> What this task involves:
Copy everything in the listing below word for word, apart from any images.

- - -

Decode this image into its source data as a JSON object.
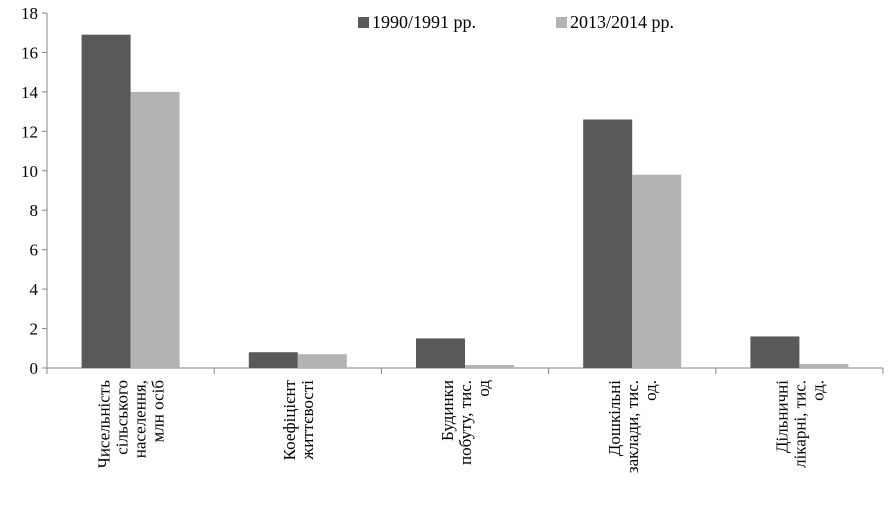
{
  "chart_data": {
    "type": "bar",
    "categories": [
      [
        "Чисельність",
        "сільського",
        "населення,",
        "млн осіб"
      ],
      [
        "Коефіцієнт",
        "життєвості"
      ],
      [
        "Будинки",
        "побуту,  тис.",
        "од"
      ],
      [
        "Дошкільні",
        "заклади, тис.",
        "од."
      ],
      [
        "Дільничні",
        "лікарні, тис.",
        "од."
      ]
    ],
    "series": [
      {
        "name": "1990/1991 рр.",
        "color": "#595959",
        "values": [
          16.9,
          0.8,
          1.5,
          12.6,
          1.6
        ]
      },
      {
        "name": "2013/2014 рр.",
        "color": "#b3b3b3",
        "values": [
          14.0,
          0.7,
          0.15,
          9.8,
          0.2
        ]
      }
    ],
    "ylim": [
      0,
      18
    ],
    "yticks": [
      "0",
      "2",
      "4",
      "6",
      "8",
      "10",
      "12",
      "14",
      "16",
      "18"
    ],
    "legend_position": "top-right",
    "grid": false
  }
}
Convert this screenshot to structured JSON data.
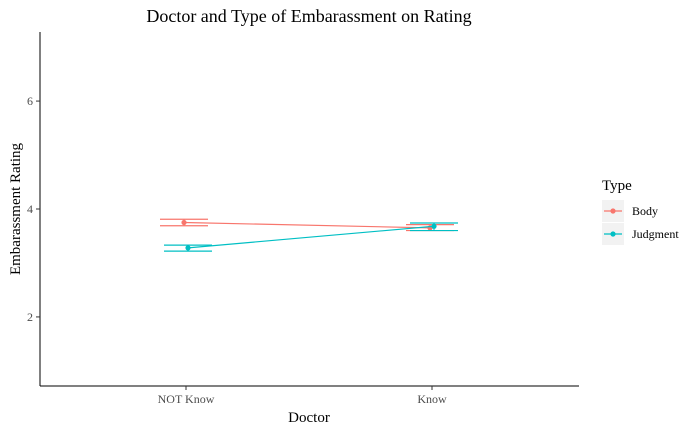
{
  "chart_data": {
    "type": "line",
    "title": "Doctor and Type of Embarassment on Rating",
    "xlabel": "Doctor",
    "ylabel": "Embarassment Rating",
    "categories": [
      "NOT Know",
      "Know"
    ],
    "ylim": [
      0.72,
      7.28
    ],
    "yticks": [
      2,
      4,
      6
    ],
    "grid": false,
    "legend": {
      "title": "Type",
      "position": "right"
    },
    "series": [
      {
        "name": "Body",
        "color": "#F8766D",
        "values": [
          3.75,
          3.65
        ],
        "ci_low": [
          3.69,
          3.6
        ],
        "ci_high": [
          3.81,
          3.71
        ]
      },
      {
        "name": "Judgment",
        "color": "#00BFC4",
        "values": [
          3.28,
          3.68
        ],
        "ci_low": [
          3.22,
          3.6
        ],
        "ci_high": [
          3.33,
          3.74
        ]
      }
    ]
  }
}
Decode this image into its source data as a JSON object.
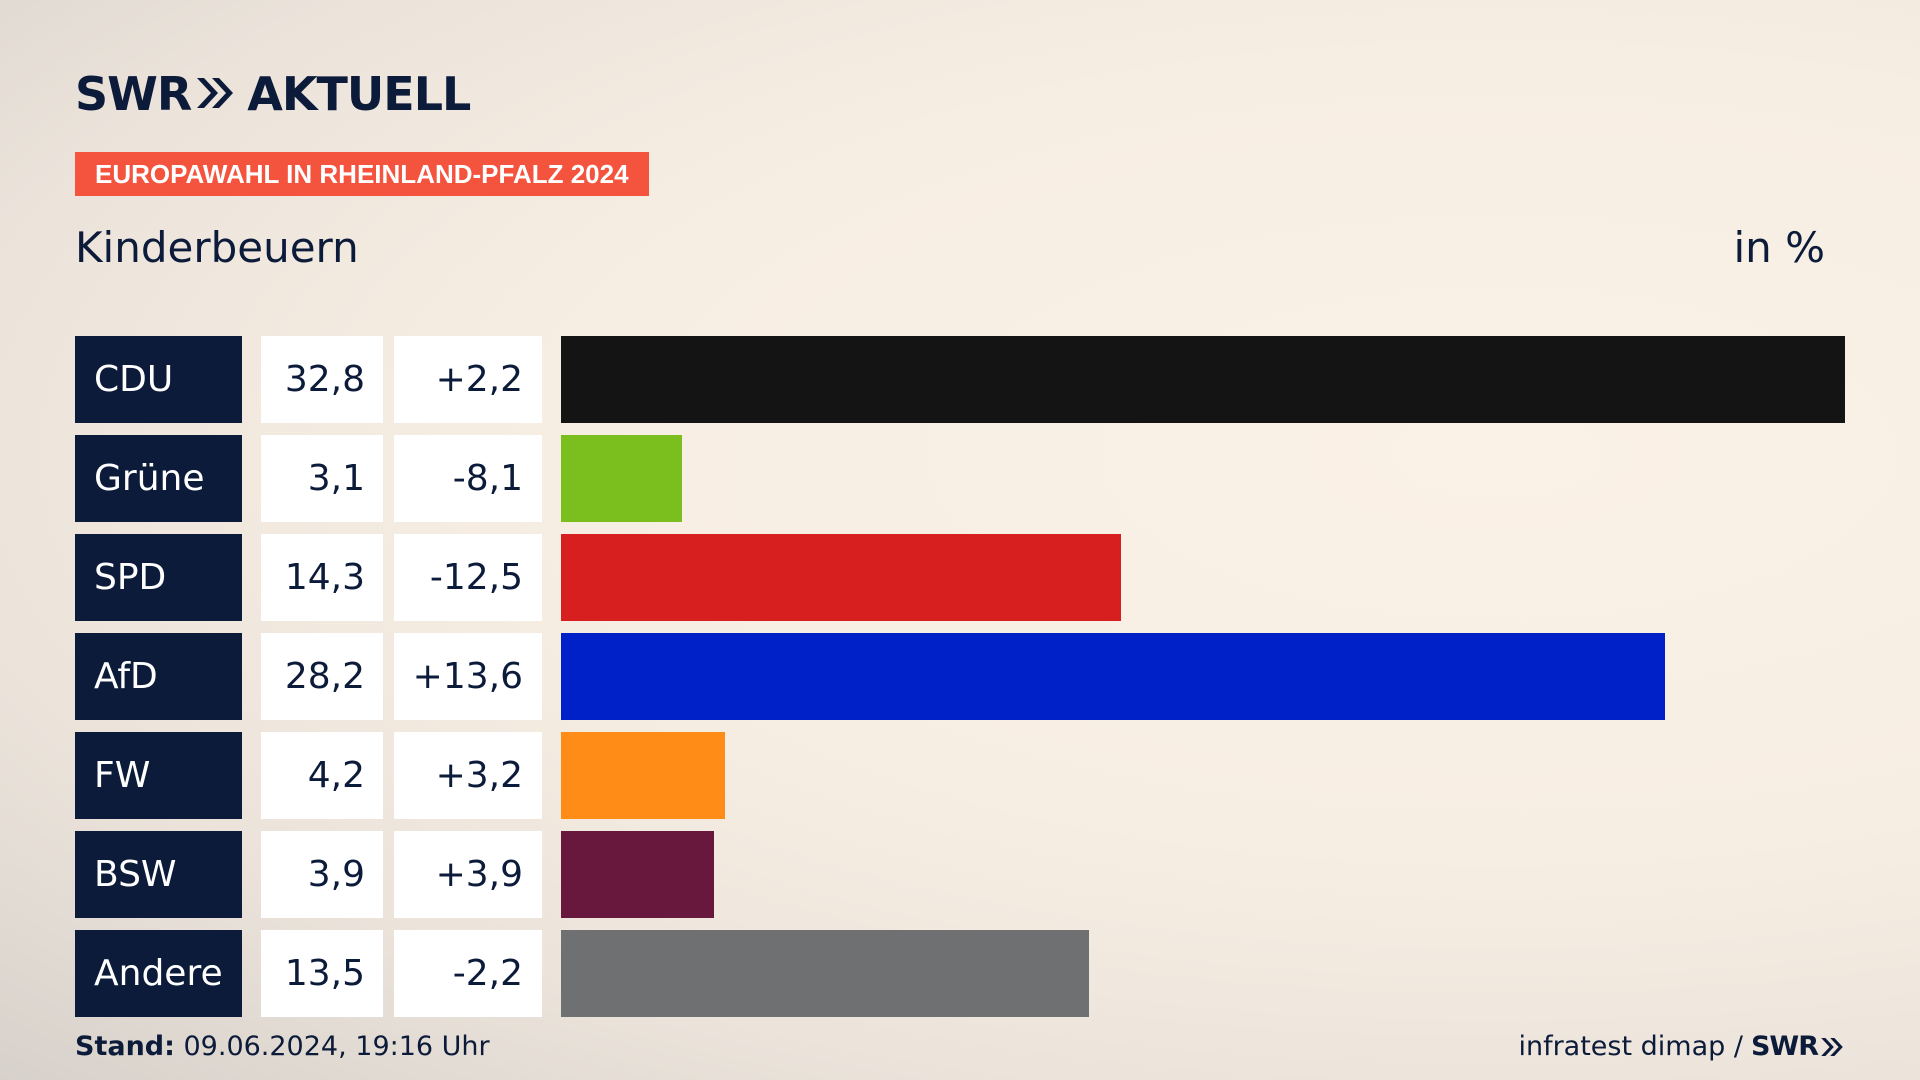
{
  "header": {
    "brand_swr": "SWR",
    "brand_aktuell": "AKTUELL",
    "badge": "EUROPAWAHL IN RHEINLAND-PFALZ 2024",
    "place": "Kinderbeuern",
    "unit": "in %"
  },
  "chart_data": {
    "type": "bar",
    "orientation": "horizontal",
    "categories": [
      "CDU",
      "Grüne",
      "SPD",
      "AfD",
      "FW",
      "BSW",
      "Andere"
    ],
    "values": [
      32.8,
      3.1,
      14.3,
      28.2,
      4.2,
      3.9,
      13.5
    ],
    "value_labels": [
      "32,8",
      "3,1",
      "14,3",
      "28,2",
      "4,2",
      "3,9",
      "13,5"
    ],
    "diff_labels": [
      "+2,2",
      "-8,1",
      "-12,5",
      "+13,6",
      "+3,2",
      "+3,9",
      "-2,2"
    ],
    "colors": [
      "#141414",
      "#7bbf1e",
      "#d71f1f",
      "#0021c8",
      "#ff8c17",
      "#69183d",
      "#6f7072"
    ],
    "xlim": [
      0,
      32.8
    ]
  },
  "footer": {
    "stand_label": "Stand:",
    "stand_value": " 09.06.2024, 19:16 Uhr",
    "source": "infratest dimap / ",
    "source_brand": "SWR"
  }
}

- - -

> Exercise output:
Decode this image into its source data as a JSON object.
{
  "chart_data": {
    "type": "bar",
    "categories": [
      [
        "Чисельність",
        "сільського",
        "населення,",
        "млн осіб"
      ],
      [
        "Коефіцієнт",
        "життєвості"
      ],
      [
        "Будинки",
        "побуту,  тис.",
        "од"
      ],
      [
        "Дошкільні",
        "заклади, тис.",
        "од."
      ],
      [
        "Дільничні",
        "лікарні, тис.",
        "од."
      ]
    ],
    "series": [
      {
        "name": "1990/1991 рр.",
        "color": "#595959",
        "values": [
          16.9,
          0.8,
          1.5,
          12.6,
          1.6
        ]
      },
      {
        "name": "2013/2014 рр.",
        "color": "#b3b3b3",
        "values": [
          14.0,
          0.7,
          0.15,
          9.8,
          0.2
        ]
      }
    ],
    "ylim": [
      0,
      18
    ],
    "yticks": [
      "0",
      "2",
      "4",
      "6",
      "8",
      "10",
      "12",
      "14",
      "16",
      "18"
    ],
    "legend_position": "top-right",
    "grid": false
  }
}
Convert this screenshot to structured JSON data.
{
  "chart_data": {
    "type": "line",
    "title": "Doctor and Type of Embarassment on Rating",
    "xlabel": "Doctor",
    "ylabel": "Embarassment Rating",
    "categories": [
      "NOT Know",
      "Know"
    ],
    "ylim": [
      0.72,
      7.28
    ],
    "yticks": [
      2,
      4,
      6
    ],
    "grid": false,
    "legend": {
      "title": "Type",
      "position": "right"
    },
    "series": [
      {
        "name": "Body",
        "color": "#F8766D",
        "values": [
          3.75,
          3.65
        ],
        "ci_low": [
          3.69,
          3.6
        ],
        "ci_high": [
          3.81,
          3.71
        ]
      },
      {
        "name": "Judgment",
        "color": "#00BFC4",
        "values": [
          3.28,
          3.68
        ],
        "ci_low": [
          3.22,
          3.6
        ],
        "ci_high": [
          3.33,
          3.74
        ]
      }
    ]
  }
}
Decode this image into its source data as a JSON object.
{
  "header": {
    "brand_swr": "SWR",
    "brand_aktuell": "AKTUELL",
    "badge": "EUROPAWAHL IN RHEINLAND-PFALZ 2024",
    "place": "Kinderbeuern",
    "unit": "in %"
  },
  "chart_data": {
    "type": "bar",
    "orientation": "horizontal",
    "categories": [
      "CDU",
      "Grüne",
      "SPD",
      "AfD",
      "FW",
      "BSW",
      "Andere"
    ],
    "values": [
      32.8,
      3.1,
      14.3,
      28.2,
      4.2,
      3.9,
      13.5
    ],
    "value_labels": [
      "32,8",
      "3,1",
      "14,3",
      "28,2",
      "4,2",
      "3,9",
      "13,5"
    ],
    "diff_labels": [
      "+2,2",
      "-8,1",
      "-12,5",
      "+13,6",
      "+3,2",
      "+3,9",
      "-2,2"
    ],
    "colors": [
      "#141414",
      "#7bbf1e",
      "#d71f1f",
      "#0021c8",
      "#ff8c17",
      "#69183d",
      "#6f7072"
    ],
    "xlim": [
      0,
      32.8
    ]
  },
  "footer": {
    "stand_label": "Stand:",
    "stand_value": " 09.06.2024, 19:16 Uhr",
    "source": "infratest dimap / ",
    "source_brand": "SWR"
  }
}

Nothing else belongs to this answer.